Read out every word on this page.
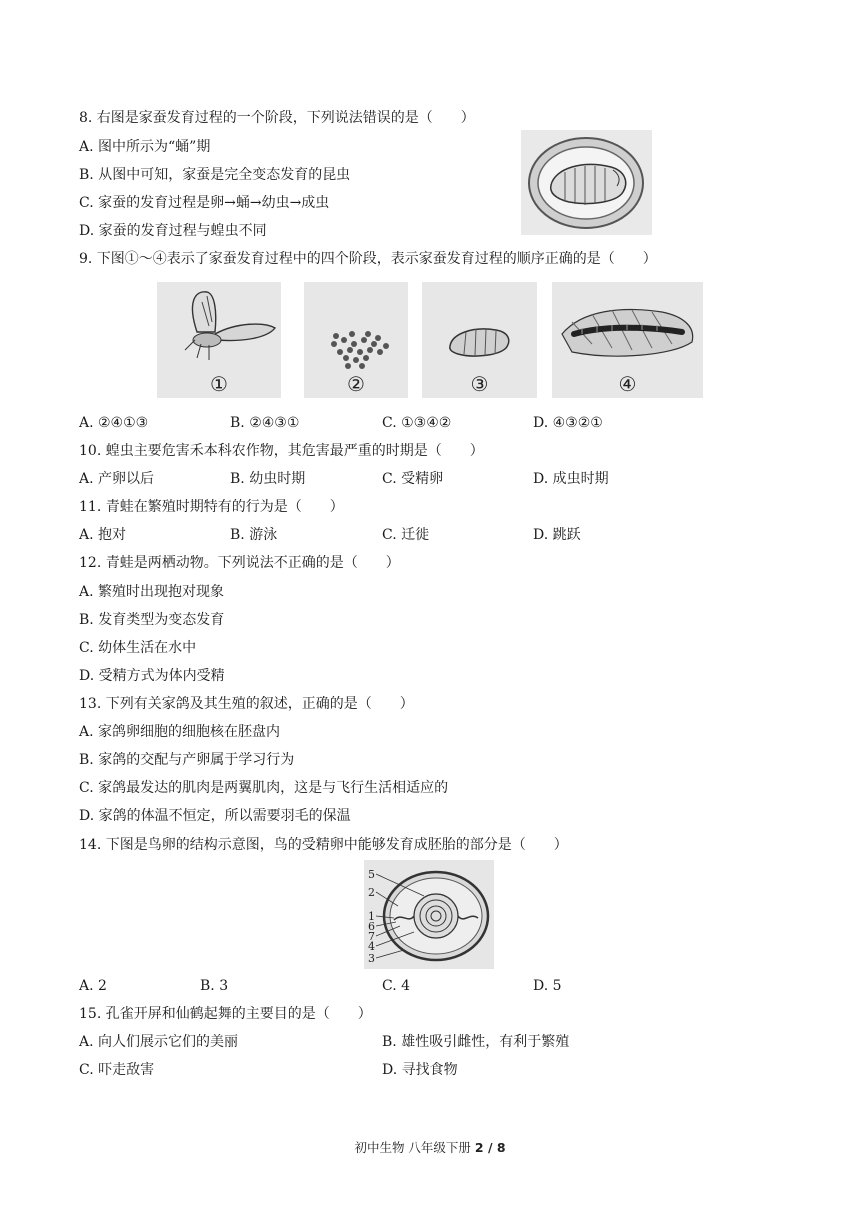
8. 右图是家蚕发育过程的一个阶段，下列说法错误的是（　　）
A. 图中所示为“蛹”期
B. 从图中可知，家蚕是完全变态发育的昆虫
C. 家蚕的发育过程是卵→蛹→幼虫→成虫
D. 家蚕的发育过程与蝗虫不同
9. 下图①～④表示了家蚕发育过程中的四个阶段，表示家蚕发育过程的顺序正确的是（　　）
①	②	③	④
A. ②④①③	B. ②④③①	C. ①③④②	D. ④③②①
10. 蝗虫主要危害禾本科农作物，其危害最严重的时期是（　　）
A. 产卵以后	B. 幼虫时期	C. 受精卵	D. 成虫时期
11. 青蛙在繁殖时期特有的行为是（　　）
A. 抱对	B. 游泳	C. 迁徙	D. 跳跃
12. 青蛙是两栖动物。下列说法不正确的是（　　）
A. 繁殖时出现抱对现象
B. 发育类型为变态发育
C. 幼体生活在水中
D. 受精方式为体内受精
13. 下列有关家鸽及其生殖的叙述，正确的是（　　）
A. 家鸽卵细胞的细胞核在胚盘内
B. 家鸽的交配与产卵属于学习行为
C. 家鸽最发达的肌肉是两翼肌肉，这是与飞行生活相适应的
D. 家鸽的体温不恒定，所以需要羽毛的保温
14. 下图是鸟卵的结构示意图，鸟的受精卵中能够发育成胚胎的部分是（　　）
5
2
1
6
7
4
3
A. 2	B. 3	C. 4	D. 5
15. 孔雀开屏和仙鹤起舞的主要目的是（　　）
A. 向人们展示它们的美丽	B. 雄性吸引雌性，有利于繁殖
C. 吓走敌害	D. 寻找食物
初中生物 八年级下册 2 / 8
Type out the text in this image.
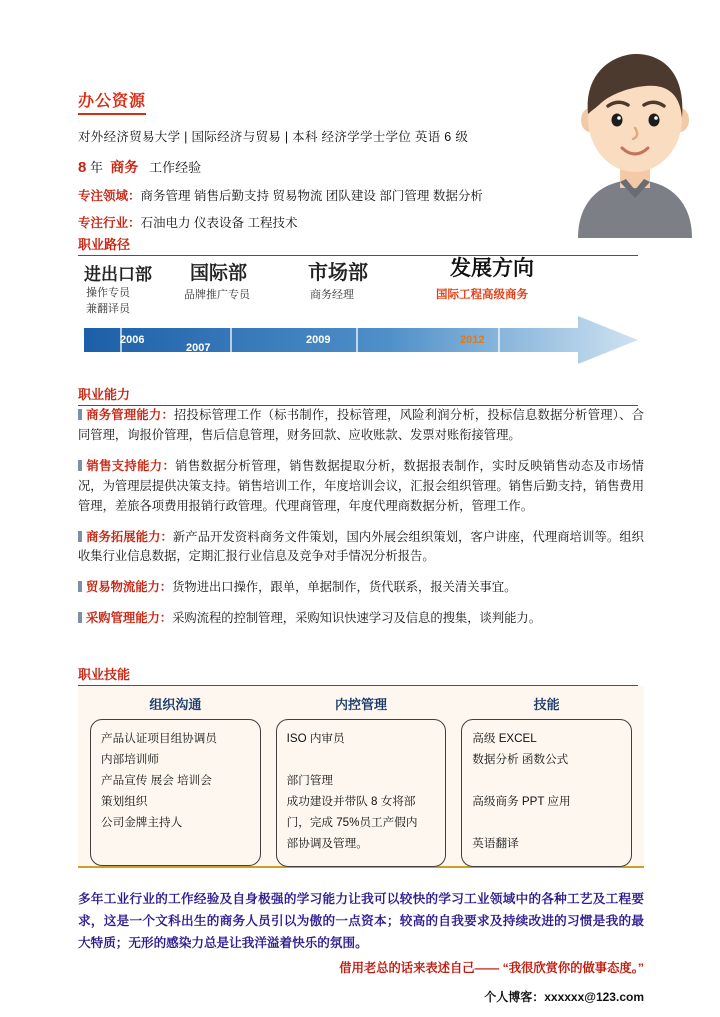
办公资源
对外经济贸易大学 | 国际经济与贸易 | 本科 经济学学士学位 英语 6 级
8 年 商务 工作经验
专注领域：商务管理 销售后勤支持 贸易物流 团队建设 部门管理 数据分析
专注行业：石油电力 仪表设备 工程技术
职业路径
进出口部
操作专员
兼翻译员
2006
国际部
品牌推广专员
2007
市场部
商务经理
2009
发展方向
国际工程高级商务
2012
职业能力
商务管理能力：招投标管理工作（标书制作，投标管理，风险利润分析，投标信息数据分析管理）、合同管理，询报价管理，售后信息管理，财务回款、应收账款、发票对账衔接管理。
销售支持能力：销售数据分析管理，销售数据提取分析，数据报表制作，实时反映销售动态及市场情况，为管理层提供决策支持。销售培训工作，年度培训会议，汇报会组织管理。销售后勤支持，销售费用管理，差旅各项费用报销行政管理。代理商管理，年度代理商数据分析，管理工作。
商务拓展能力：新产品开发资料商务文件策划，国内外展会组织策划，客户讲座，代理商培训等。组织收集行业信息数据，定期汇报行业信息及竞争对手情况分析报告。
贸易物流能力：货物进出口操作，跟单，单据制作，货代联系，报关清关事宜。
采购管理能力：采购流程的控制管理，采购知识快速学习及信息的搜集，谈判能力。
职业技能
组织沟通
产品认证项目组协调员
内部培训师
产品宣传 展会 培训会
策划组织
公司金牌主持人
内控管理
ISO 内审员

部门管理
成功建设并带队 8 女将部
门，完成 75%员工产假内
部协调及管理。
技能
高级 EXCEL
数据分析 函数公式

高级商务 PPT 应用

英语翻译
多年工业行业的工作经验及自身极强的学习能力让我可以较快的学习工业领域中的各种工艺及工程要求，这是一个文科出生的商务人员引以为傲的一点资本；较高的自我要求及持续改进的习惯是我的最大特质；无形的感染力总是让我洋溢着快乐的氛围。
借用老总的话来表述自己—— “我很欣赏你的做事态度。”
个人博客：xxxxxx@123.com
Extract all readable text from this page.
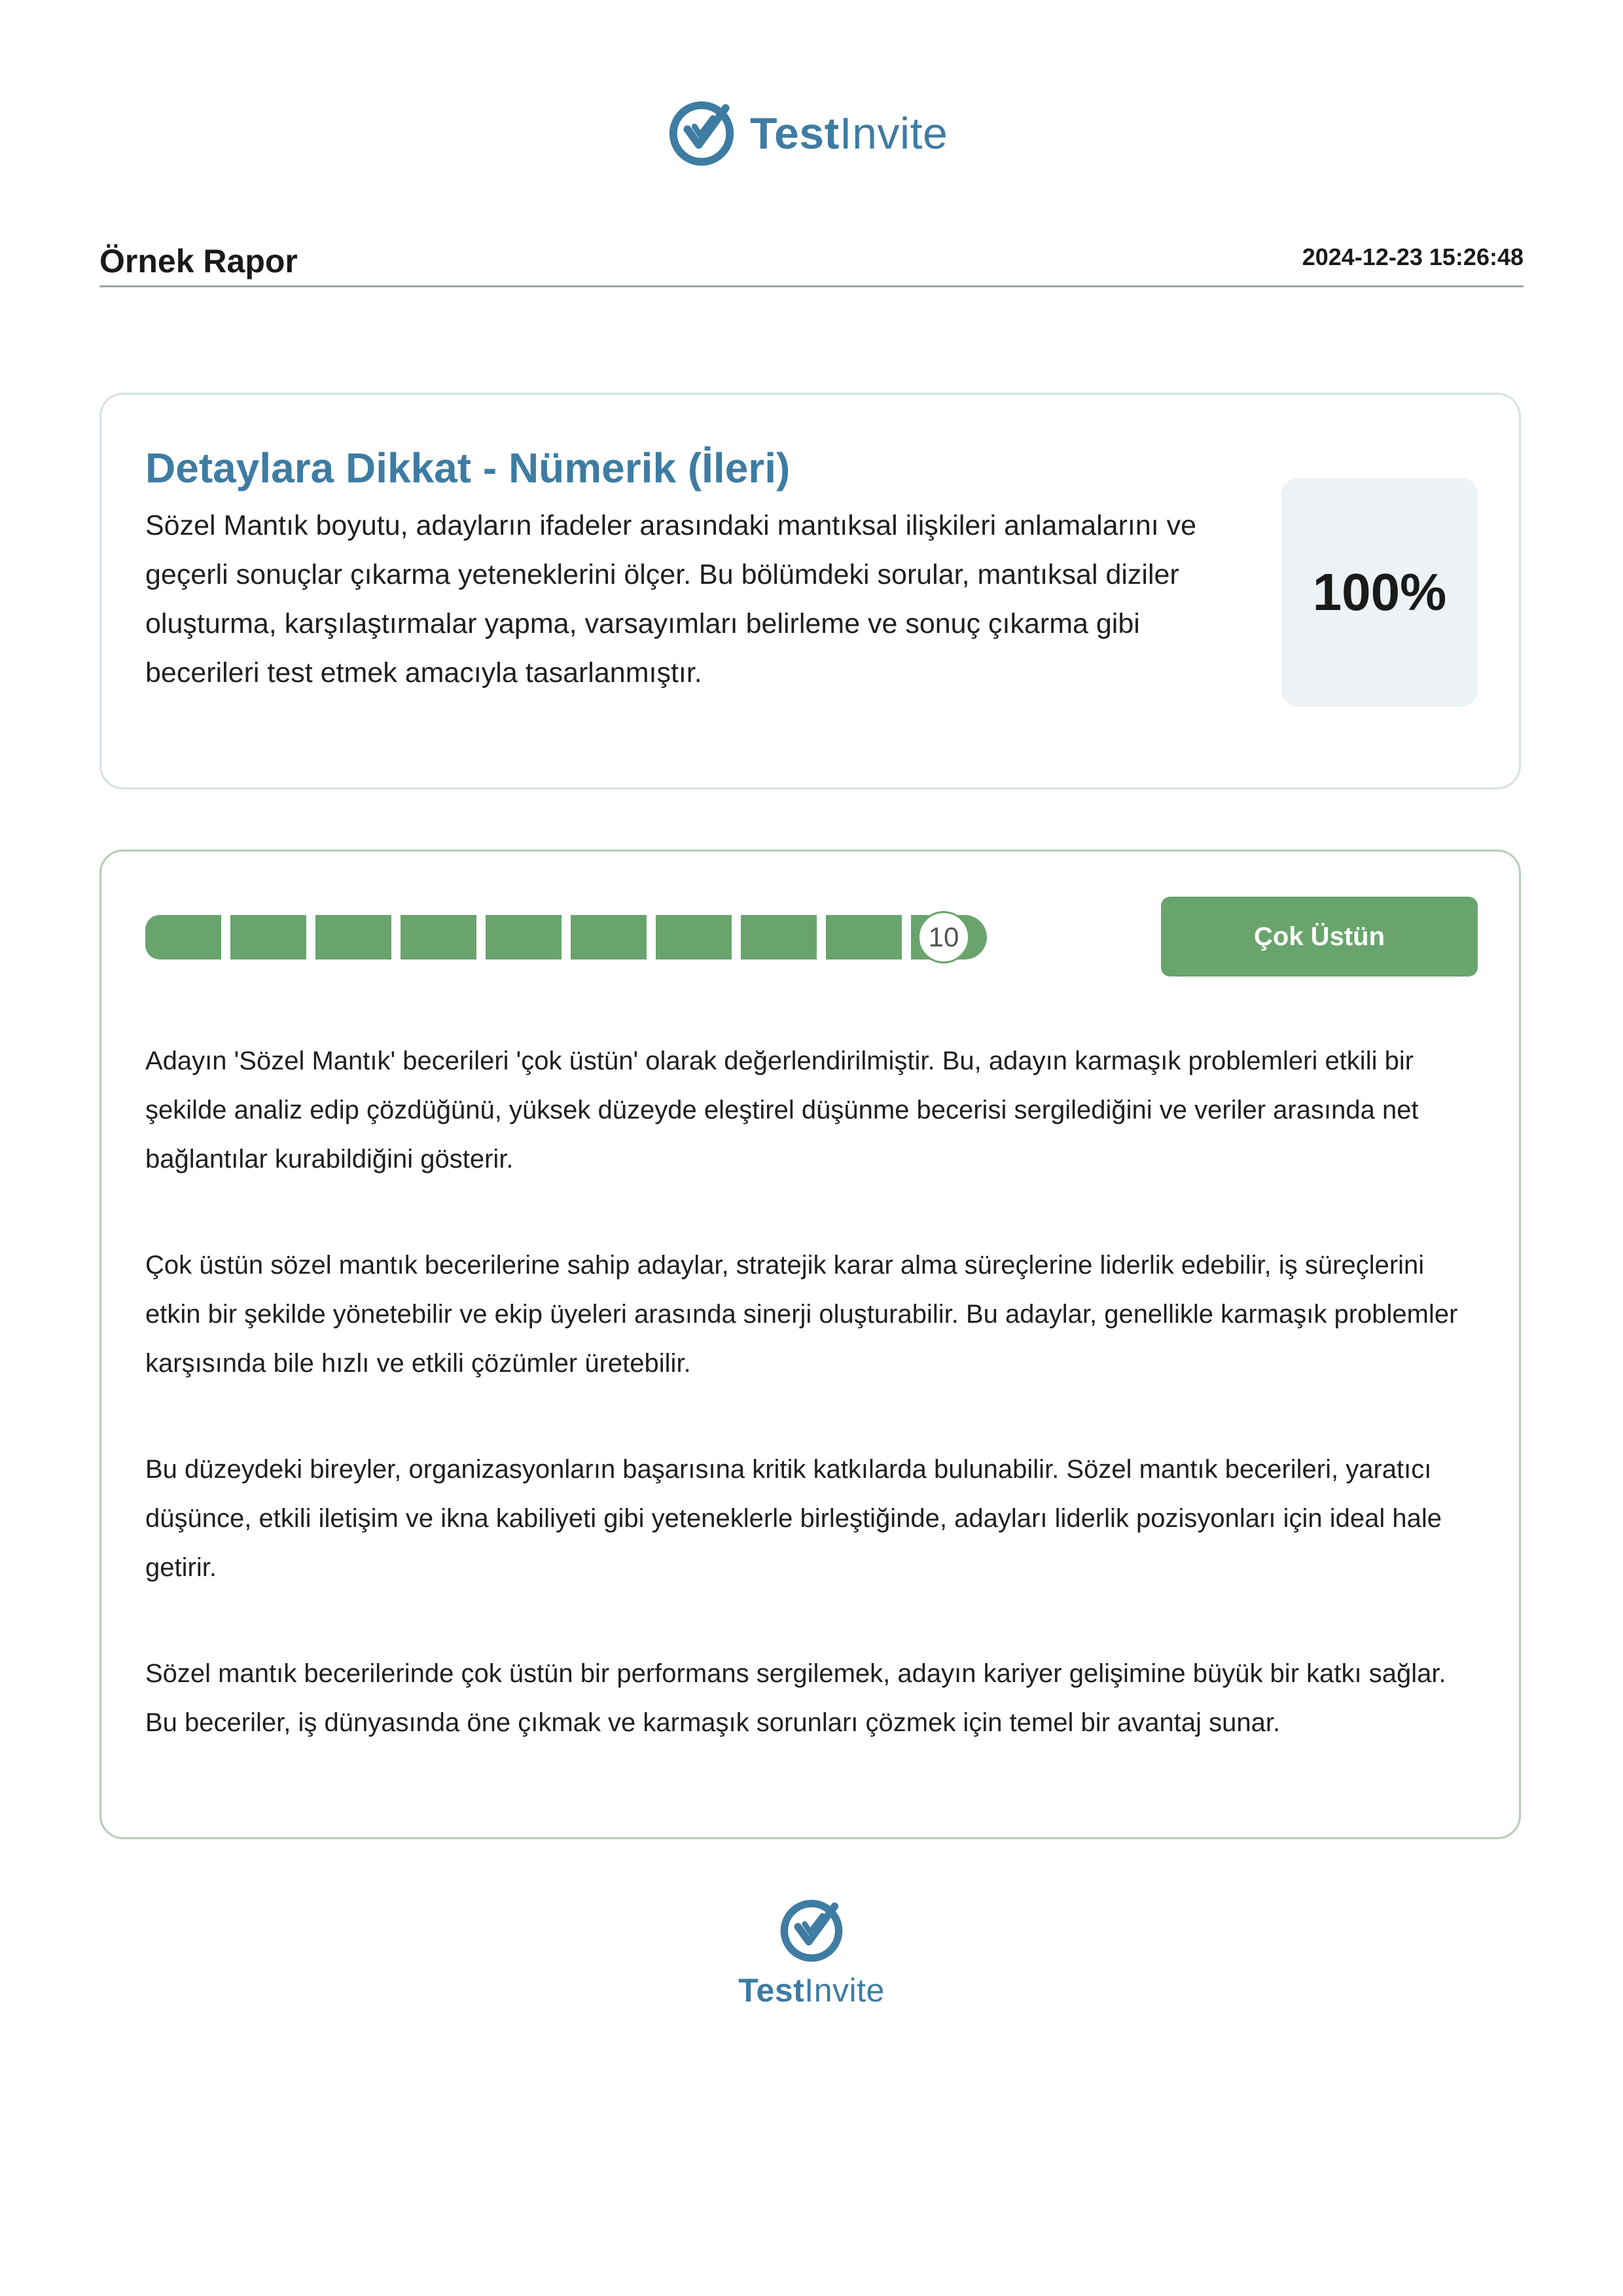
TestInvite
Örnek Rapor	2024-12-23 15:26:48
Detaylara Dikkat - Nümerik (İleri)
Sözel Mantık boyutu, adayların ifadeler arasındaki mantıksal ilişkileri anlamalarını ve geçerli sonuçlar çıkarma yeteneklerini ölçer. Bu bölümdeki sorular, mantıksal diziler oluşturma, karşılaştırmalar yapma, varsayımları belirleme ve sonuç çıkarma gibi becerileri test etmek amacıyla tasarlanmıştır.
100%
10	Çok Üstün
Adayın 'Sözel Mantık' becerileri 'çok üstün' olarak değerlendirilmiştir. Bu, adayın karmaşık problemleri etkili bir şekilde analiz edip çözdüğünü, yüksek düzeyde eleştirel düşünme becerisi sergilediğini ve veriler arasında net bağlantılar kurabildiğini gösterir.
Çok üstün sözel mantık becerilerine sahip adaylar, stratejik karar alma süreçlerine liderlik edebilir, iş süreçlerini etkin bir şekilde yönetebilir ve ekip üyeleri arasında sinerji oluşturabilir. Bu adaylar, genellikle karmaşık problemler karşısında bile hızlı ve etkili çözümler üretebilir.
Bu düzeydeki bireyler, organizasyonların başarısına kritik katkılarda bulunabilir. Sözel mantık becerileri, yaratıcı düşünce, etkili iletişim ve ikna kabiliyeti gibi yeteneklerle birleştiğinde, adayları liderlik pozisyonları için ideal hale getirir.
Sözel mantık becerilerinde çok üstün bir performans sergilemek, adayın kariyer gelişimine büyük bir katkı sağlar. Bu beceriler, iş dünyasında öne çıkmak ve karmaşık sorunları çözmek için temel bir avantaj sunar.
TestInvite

┄┄┄┄┄┄┄┄┄┄

_Given instruction_
Report the number of lines containing the string "page" and add nothing to it.

_Task response_
2